[Dataset listings of figures]
▬▬▬
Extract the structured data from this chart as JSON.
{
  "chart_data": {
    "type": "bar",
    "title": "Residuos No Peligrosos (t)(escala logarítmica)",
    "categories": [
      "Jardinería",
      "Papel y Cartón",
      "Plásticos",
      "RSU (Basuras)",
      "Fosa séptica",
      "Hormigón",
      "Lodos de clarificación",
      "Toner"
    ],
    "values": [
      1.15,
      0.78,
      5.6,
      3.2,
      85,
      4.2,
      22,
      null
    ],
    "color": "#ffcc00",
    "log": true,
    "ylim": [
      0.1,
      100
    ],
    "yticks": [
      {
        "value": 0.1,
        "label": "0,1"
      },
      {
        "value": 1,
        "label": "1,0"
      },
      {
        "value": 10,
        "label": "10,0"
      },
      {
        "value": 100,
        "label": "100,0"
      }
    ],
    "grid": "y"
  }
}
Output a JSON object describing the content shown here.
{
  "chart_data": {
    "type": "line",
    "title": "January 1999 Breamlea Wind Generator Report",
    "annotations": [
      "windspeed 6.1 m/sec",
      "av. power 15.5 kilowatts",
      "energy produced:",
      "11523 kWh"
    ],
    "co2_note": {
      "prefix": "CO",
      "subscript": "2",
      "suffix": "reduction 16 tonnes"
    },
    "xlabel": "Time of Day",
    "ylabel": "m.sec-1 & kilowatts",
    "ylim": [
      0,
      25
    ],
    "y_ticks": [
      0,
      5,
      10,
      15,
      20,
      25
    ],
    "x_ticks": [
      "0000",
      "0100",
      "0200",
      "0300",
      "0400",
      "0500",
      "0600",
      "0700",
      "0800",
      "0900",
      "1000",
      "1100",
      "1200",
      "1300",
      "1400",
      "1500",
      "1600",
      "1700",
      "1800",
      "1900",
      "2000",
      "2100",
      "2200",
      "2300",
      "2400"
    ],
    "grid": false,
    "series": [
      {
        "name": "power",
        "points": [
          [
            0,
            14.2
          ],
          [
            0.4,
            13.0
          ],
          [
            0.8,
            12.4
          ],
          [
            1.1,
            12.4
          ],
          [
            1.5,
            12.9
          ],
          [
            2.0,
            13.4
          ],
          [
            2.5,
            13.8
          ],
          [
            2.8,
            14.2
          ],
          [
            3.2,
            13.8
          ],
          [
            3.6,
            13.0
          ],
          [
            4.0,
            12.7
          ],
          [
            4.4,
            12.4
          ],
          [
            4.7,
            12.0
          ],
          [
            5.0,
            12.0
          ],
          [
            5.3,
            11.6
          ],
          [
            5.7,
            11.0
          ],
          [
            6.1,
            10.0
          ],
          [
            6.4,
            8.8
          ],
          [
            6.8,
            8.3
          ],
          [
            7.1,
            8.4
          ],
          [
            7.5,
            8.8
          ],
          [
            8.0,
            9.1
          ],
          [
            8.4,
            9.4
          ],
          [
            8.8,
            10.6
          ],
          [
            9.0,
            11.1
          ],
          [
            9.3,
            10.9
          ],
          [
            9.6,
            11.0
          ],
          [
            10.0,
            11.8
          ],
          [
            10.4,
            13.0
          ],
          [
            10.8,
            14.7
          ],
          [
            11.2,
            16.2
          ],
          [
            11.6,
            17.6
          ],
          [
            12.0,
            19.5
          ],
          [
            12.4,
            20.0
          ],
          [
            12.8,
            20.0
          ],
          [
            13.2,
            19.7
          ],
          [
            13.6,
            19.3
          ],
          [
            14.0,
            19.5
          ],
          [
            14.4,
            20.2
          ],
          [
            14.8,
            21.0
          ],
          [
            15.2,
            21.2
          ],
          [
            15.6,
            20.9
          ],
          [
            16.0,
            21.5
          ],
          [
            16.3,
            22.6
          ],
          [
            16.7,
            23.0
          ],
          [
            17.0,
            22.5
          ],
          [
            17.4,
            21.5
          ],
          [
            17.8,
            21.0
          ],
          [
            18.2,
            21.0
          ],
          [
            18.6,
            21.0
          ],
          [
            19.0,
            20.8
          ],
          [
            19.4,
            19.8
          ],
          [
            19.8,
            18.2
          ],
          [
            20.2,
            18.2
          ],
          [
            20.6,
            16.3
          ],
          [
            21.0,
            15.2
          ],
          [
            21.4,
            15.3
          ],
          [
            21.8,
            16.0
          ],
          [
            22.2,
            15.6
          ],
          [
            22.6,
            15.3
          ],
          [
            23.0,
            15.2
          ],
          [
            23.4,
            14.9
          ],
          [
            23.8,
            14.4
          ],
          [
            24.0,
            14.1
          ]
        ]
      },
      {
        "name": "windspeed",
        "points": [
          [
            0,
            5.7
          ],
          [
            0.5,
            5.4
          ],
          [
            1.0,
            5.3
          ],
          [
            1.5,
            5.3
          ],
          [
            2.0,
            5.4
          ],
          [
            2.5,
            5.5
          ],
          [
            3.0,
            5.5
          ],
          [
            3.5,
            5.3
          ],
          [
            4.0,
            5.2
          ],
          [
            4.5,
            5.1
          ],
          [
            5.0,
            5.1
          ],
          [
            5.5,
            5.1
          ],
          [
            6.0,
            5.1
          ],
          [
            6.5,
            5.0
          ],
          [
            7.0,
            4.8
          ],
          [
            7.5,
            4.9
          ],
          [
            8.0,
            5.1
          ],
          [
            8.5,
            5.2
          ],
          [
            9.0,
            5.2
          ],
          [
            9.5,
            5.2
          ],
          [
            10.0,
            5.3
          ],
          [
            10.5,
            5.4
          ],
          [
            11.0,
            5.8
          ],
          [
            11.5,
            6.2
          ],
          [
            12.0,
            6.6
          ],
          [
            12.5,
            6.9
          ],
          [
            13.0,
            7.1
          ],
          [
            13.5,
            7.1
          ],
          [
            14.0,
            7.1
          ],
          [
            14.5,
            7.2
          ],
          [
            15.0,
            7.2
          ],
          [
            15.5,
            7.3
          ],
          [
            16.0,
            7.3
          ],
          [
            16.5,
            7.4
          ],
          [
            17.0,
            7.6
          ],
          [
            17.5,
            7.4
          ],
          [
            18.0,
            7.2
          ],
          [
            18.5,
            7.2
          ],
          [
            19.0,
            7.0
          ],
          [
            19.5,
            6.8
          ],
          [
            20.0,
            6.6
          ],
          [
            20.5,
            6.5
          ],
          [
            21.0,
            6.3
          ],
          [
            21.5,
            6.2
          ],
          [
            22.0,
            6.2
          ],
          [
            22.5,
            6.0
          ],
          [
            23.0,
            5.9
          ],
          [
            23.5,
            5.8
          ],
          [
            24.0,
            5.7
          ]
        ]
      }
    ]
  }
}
▬▬▬
Task details —
Read the lines above. Gather those in which the string "title" is found.

Written solution —
    "title": "Residuos No Peligrosos (t)(escala logarítmica)",
    "title": "January 1999 Breamlea Wind Generator Report",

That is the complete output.